◆ **YOUR INSTRUCTIONS**
Reproduce each line of the material precisely.

◆ **EXERCISE MATERIALS**
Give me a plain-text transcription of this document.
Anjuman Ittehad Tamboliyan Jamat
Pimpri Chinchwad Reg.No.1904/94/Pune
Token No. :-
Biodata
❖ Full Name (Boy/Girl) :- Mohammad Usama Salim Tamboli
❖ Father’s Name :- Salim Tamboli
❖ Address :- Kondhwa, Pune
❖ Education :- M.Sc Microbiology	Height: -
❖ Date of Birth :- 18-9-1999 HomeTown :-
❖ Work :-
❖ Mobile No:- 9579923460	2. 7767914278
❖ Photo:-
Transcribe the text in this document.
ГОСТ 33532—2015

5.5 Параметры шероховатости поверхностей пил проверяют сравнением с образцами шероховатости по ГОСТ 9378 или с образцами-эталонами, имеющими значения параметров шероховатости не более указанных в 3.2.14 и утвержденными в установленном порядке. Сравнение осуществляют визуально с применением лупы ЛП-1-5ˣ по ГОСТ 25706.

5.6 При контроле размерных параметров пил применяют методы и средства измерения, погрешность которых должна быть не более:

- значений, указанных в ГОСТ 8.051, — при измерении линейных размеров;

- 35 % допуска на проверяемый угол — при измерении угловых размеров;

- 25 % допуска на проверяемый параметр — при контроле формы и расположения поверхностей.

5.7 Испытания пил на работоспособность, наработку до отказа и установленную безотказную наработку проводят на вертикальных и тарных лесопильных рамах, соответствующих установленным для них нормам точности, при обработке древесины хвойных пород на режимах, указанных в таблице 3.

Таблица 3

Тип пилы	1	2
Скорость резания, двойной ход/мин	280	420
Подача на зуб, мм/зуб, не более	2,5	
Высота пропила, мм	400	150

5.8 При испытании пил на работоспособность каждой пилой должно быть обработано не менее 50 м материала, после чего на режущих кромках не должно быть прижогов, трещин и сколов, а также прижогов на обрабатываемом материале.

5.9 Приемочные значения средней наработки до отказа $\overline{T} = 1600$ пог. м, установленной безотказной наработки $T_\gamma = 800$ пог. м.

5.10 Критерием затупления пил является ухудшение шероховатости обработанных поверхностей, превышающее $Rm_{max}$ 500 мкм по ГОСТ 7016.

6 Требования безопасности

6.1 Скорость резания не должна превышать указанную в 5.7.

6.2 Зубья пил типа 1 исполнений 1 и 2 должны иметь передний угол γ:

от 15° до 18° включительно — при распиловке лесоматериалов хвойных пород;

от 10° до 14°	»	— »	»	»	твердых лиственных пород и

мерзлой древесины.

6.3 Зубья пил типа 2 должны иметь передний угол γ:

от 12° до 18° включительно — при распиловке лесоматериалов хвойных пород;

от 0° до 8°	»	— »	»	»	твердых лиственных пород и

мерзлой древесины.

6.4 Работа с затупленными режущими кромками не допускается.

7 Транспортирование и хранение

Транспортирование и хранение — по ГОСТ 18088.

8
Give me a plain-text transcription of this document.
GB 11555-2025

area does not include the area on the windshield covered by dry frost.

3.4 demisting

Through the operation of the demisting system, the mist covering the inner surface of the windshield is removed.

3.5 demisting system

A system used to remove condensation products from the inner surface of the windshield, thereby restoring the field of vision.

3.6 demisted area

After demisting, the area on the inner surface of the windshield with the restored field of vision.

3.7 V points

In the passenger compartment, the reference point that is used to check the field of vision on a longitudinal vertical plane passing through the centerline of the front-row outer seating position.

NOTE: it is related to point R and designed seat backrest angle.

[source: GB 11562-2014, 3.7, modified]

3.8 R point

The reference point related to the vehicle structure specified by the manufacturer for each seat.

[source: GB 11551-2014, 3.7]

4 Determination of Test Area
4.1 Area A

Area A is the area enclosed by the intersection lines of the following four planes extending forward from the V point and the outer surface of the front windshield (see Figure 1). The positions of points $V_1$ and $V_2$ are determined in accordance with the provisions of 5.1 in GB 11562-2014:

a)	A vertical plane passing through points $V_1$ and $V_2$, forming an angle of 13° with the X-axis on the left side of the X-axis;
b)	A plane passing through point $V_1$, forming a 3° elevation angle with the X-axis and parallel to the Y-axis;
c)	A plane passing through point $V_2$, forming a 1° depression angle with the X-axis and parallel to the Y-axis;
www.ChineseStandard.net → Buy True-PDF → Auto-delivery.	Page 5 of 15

◆ **RESULT OF THE EXERCISE**
Give me a plain-text transcription of this document.
Anjuman Ittehad Tamboliyan Jamat
Pimpri Chinchwad Reg.No.1904/94/Pune
Token No. :-
Biodata
❖ Full Name (Boy/Girl) :- Mohammad Usama Salim Tamboli
❖ Father’s Name :- Salim Tamboli
❖ Address :- Kondhwa, Pune
❖ Education :- M.Sc Microbiology	Height: -
❖ Date of Birth :- 18-9-1999 HomeTown :-
❖ Work :-
❖ Mobile No:- 9579923460	2. 7767914278
❖ Photo:-
Transcribe the text in this document.
ГОСТ 33532—2015

5.5 Параметры шероховатости поверхностей пил проверяют сравнением с образцами шероховатости по ГОСТ 9378 или с образцами-эталонами, имеющими значения параметров шероховатости не более указанных в 3.2.14 и утвержденными в установленном порядке. Сравнение осуществляют визуально с применением лупы ЛП-1-5ˣ по ГОСТ 25706.

5.6 При контроле размерных параметров пил применяют методы и средства измерения, погрешность которых должна быть не более:

- значений, указанных в ГОСТ 8.051, — при измерении линейных размеров;

- 35 % допуска на проверяемый угол — при измерении угловых размеров;

- 25 % допуска на проверяемый параметр — при контроле формы и расположения поверхностей.

5.7 Испытания пил на работоспособность, наработку до отказа и установленную безотказную наработку проводят на вертикальных и тарных лесопильных рамах, соответствующих установленным для них нормам точности, при обработке древесины хвойных пород на режимах, указанных в таблице 3.

Таблица 3

Тип пилы	1	2
Скорость резания, двойной ход/мин	280	420
Подача на зуб, мм/зуб, не более	2,5	
Высота пропила, мм	400	150

5.8 При испытании пил на работоспособность каждой пилой должно быть обработано не менее 50 м материала, после чего на режущих кромках не должно быть прижогов, трещин и сколов, а также прижогов на обрабатываемом материале.

5.9 Приемочные значения средней наработки до отказа $\overline{T} = 1600$ пог. м, установленной безотказной наработки $T_\gamma = 800$ пог. м.

5.10 Критерием затупления пил является ухудшение шероховатости обработанных поверхностей, превышающее $Rm_{max}$ 500 мкм по ГОСТ 7016.

6 Требования безопасности

6.1 Скорость резания не должна превышать указанную в 5.7.

6.2 Зубья пил типа 1 исполнений 1 и 2 должны иметь передний угол γ:

от 15° до 18° включительно — при распиловке лесоматериалов хвойных пород;

от 10° до 14°	»	— »	»	»	твердых лиственных пород и

мерзлой древесины.

6.3 Зубья пил типа 2 должны иметь передний угол γ:

от 12° до 18° включительно — при распиловке лесоматериалов хвойных пород;

от 0° до 8°	»	— »	»	»	твердых лиственных пород и

мерзлой древесины.

6.4 Работа с затупленными режущими кромками не допускается.

7 Транспортирование и хранение

Транспортирование и хранение — по ГОСТ 18088.

8
Give me a plain-text transcription of this document.
GB 11555-2025

area does not include the area on the windshield covered by dry frost.

3.4 demisting

Through the operation of the demisting system, the mist covering the inner surface of the windshield is removed.

3.5 demisting system

A system used to remove condensation products from the inner surface of the windshield, thereby restoring the field of vision.

3.6 demisted area

After demisting, the area on the inner surface of the windshield with the restored field of vision.

3.7 V points

In the passenger compartment, the reference point that is used to check the field of vision on a longitudinal vertical plane passing through the centerline of the front-row outer seating position.

NOTE: it is related to point R and designed seat backrest angle.

[source: GB 11562-2014, 3.7, modified]

3.8 R point

The reference point related to the vehicle structure specified by the manufacturer for each seat.

[source: GB 11551-2014, 3.7]

4 Determination of Test Area
4.1 Area A

Area A is the area enclosed by the intersection lines of the following four planes extending forward from the V point and the outer surface of the front windshield (see Figure 1). The positions of points $V_1$ and $V_2$ are determined in accordance with the provisions of 5.1 in GB 11562-2014:

a)	A vertical plane passing through points $V_1$ and $V_2$, forming an angle of 13° with the X-axis on the left side of the X-axis;
b)	A plane passing through point $V_1$, forming a 3° elevation angle with the X-axis and parallel to the Y-axis;
c)	A plane passing through point $V_2$, forming a 1° depression angle with the X-axis and parallel to the Y-axis;
www.ChineseStandard.net → Buy True-PDF → Auto-delivery.	Page 5 of 15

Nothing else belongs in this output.